Goal of the exercise :: Leaving out every picture, quote the data below exactly as it appears.
───── Supplied records
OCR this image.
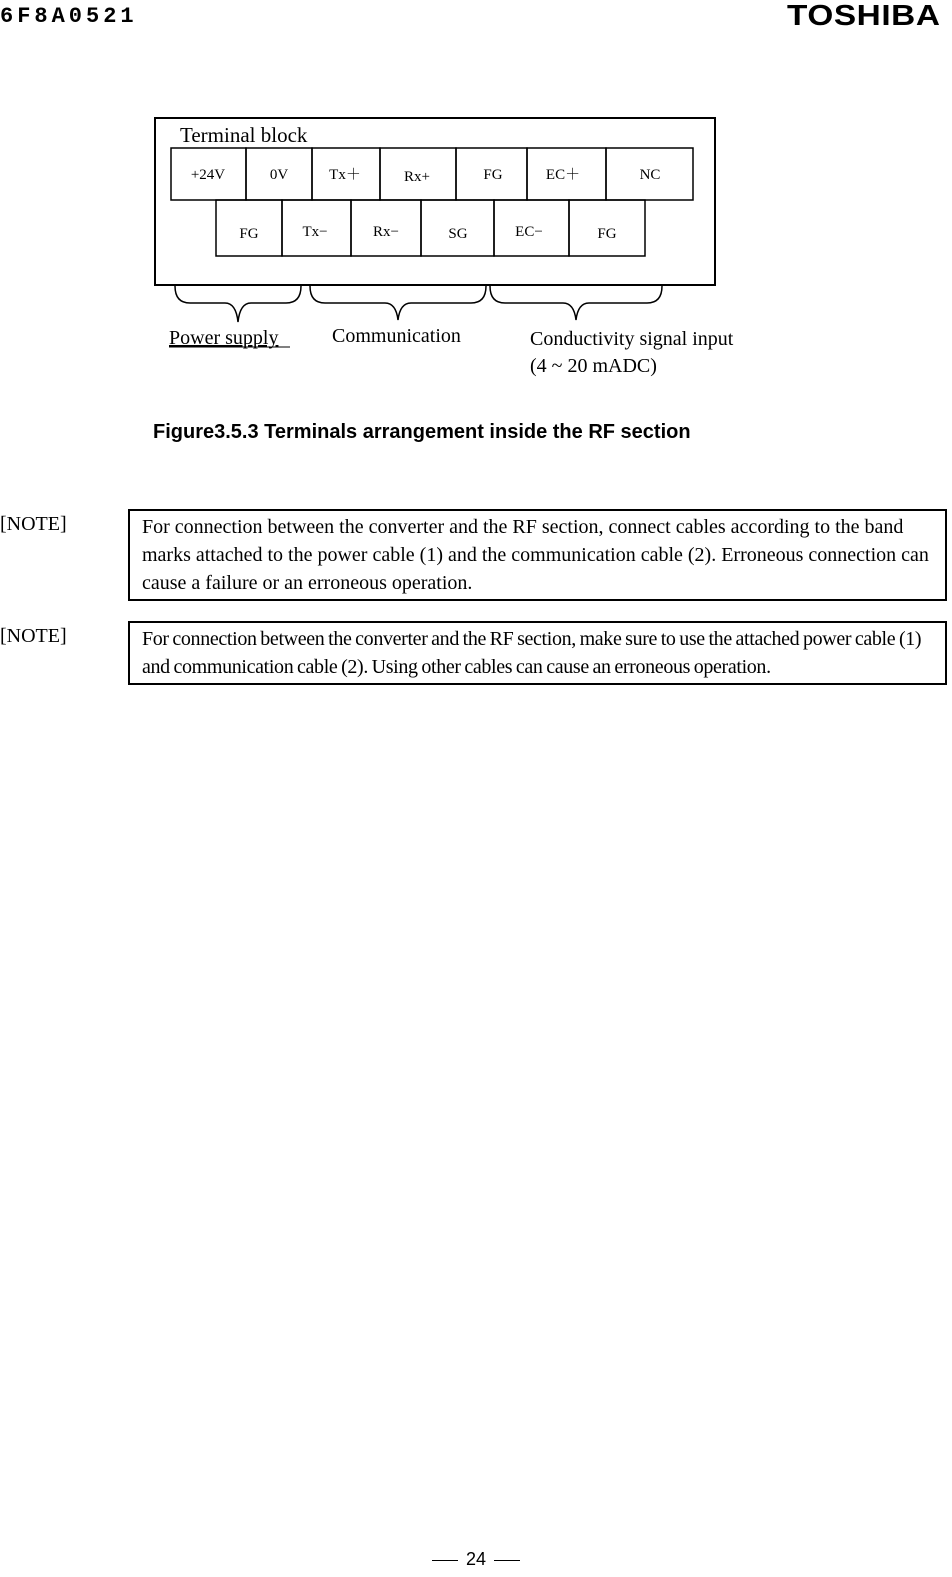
6F8A0521	TOSHIBA
Terminal block
+24V	0V	Tx＋	Rx+	FG	EC＋	NC
FG	Tx−	Rx−	SG	EC−	FG
Power supply	Communication	Conductivity signal input
(4 ~ 20 mADC)
Figure3.5.3 Terminals arrangement inside the RF section
[NOTE]	For connection between the converter and the RF section, connect cables according to the band marks attached to the power cable (1) and the communication cable (2). Erroneous connection can cause a failure or an erroneous operation.
[NOTE]	For connection between the converter and the RF section, make sure to use the attached power cable (1) and communication cable (2). Using other cables can cause an erroneous operation.
24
──────────
Exercise result ::
OCR this image.
6F8A0521	TOSHIBA
Terminal block
+24V	0V	Tx＋	Rx+	FG	EC＋	NC
FG	Tx−	Rx−	SG	EC−	FG
Power supply	Communication	Conductivity signal input
(4 ~ 20 mADC)
Figure3.5.3 Terminals arrangement inside the RF section
[NOTE]	For connection between the converter and the RF section, connect cables according to the band marks attached to the power cable (1) and the communication cable (2). Erroneous connection can cause a failure or an erroneous operation.
[NOTE]	For connection between the converter and the RF section, make sure to use the attached power cable (1) and communication cable (2). Using other cables can cause an erroneous operation.
24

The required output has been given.